Cel zadania
Czy możesz powtórzyć słowo w słowo wszystkie poniższe pozycje, pomijając w odpowiedzi obrazy?

═══

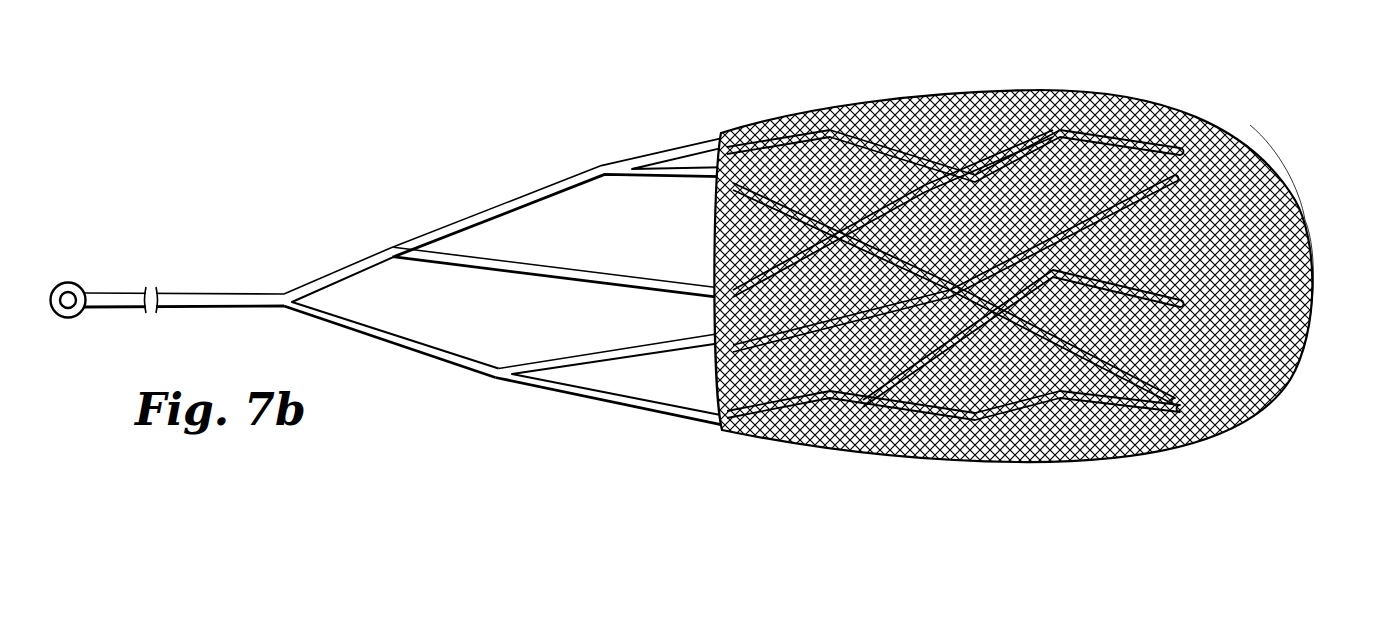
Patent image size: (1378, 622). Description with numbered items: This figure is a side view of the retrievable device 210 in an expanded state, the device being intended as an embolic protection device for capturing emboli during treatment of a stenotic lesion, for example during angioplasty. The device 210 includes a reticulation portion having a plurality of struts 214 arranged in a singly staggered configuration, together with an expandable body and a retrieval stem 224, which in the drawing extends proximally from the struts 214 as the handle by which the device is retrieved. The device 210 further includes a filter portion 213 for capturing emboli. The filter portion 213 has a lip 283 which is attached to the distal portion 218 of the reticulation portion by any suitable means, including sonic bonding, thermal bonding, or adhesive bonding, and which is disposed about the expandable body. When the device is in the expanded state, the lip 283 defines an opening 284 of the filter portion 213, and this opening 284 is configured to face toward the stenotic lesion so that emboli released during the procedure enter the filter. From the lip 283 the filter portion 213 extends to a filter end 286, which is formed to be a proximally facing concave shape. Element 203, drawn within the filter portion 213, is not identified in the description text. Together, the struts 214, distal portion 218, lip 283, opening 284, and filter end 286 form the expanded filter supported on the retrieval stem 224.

The retrievable device 210 is at (379, 136).
The struts 214 is at (316, 283).
The distal portion 218 is at (692, 138).
The retrieval stem 224 is at (130, 296).
The filter portion 213 is at (922, 88).
The frame struts 203 is at (1067, 127).
The lip 283 is at (728, 243).
The opening 284 is at (728, 390).
The filter end 286 is at (1313, 282).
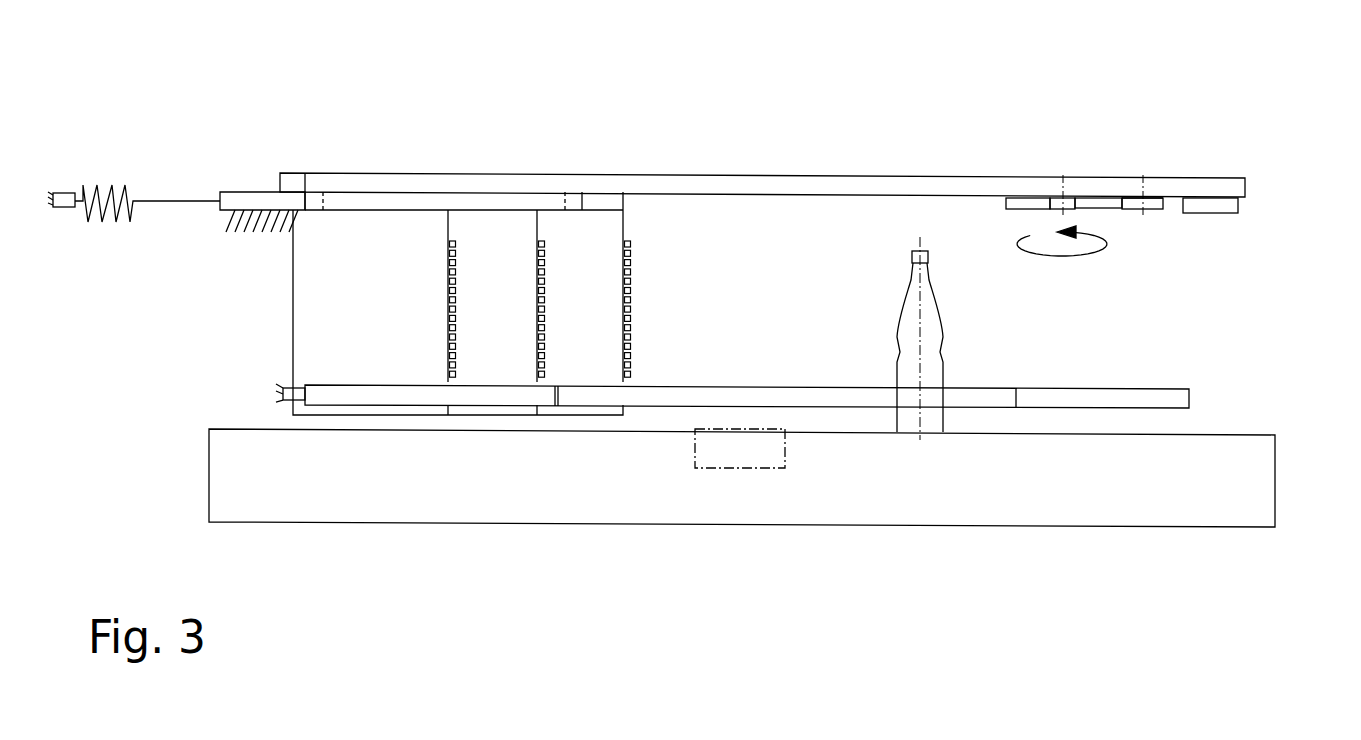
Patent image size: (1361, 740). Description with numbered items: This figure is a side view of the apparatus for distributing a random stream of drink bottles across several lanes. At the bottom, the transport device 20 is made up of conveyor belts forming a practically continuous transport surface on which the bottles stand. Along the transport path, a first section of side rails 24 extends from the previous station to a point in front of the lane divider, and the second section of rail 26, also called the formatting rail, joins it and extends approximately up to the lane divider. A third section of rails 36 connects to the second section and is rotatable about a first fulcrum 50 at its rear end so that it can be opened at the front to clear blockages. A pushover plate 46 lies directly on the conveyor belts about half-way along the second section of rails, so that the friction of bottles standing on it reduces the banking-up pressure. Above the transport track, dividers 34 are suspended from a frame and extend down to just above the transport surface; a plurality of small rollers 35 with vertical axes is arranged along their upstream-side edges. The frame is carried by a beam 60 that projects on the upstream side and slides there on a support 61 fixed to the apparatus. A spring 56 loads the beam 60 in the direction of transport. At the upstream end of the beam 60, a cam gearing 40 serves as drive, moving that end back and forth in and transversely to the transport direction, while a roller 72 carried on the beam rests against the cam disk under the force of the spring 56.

The transport device 20 is at (1187, 467).
The first section of side rails 24 is at (1099, 395).
The second section of rail 26 is at (655, 393).
The dividers 34 is at (575, 292).
The rollers 35 is at (623, 232).
The third section of rails 36 is at (394, 392).
The cam gearing 40 is at (1033, 203).
The pushover plate 46 is at (742, 443).
The first fulcrum 50 is at (283, 391).
The spring 56 is at (98, 187).
The beam 60 is at (1185, 188).
The support 61 is at (1222, 208).
The roller 72 is at (1154, 206).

═══

Odpowiedź
Patent image size: (1378, 622). Description with numbered items: This figure is a side view of the retrievable device 210 in an expanded state, the device being intended as an embolic protection device for capturing emboli during treatment of a stenotic lesion, for example during angioplasty. The device 210 includes a reticulation portion having a plurality of struts 214 arranged in a singly staggered configuration, together with an expandable body and a retrieval stem 224, which in the drawing extends proximally from the struts 214 as the handle by which the device is retrieved. The device 210 further includes a filter portion 213 for capturing emboli. The filter portion 213 has a lip 283 which is attached to the distal portion 218 of the reticulation portion by any suitable means, including sonic bonding, thermal bonding, or adhesive bonding, and which is disposed about the expandable body. When the device is in the expanded state, the lip 283 defines an opening 284 of the filter portion 213, and this opening 284 is configured to face toward the stenotic lesion so that emboli released during the procedure enter the filter. From the lip 283 the filter portion 213 extends to a filter end 286, which is formed to be a proximally facing concave shape. Element 203, drawn within the filter portion 213, is not identified in the description text. Together, the struts 214, distal portion 218, lip 283, opening 284, and filter end 286 form the expanded filter supported on the retrieval stem 224.

The retrievable device 210 is at (379, 136).
The struts 214 is at (316, 283).
The distal portion 218 is at (692, 138).
The retrieval stem 224 is at (130, 296).
The filter portion 213 is at (922, 88).
The frame struts 203 is at (1067, 127).
The lip 283 is at (728, 243).
The opening 284 is at (728, 390).
The filter end 286 is at (1313, 282).
Patent image size: (1361, 740). Description with numbered items: This figure is a side view of the apparatus for distributing a random stream of drink bottles across several lanes. At the bottom, the transport device 20 is made up of conveyor belts forming a practically continuous transport surface on which the bottles stand. Along the transport path, a first section of side rails 24 extends from the previous station to a point in front of the lane divider, and the second section of rail 26, also called the formatting rail, joins it and extends approximately up to the lane divider. A third section of rails 36 connects to the second section and is rotatable about a first fulcrum 50 at its rear end so that it can be opened at the front to clear blockages. A pushover plate 46 lies directly on the conveyor belts about half-way along the second section of rails, so that the friction of bottles standing on it reduces the banking-up pressure. Above the transport track, dividers 34 are suspended from a frame and extend down to just above the transport surface; a plurality of small rollers 35 with vertical axes is arranged along their upstream-side edges. The frame is carried by a beam 60 that projects on the upstream side and slides there on a support 61 fixed to the apparatus. A spring 56 loads the beam 60 in the direction of transport. At the upstream end of the beam 60, a cam gearing 40 serves as drive, moving that end back and forth in and transversely to the transport direction, while a roller 72 carried on the beam rests against the cam disk under the force of the spring 56.

The transport device 20 is at (1187, 467).
The first section of side rails 24 is at (1099, 395).
The second section of rail 26 is at (655, 393).
The dividers 34 is at (575, 292).
The rollers 35 is at (623, 232).
The third section of rails 36 is at (394, 392).
The cam gearing 40 is at (1033, 203).
The pushover plate 46 is at (742, 443).
The first fulcrum 50 is at (283, 391).
The spring 56 is at (98, 187).
The beam 60 is at (1185, 188).
The support 61 is at (1222, 208).
The roller 72 is at (1154, 206).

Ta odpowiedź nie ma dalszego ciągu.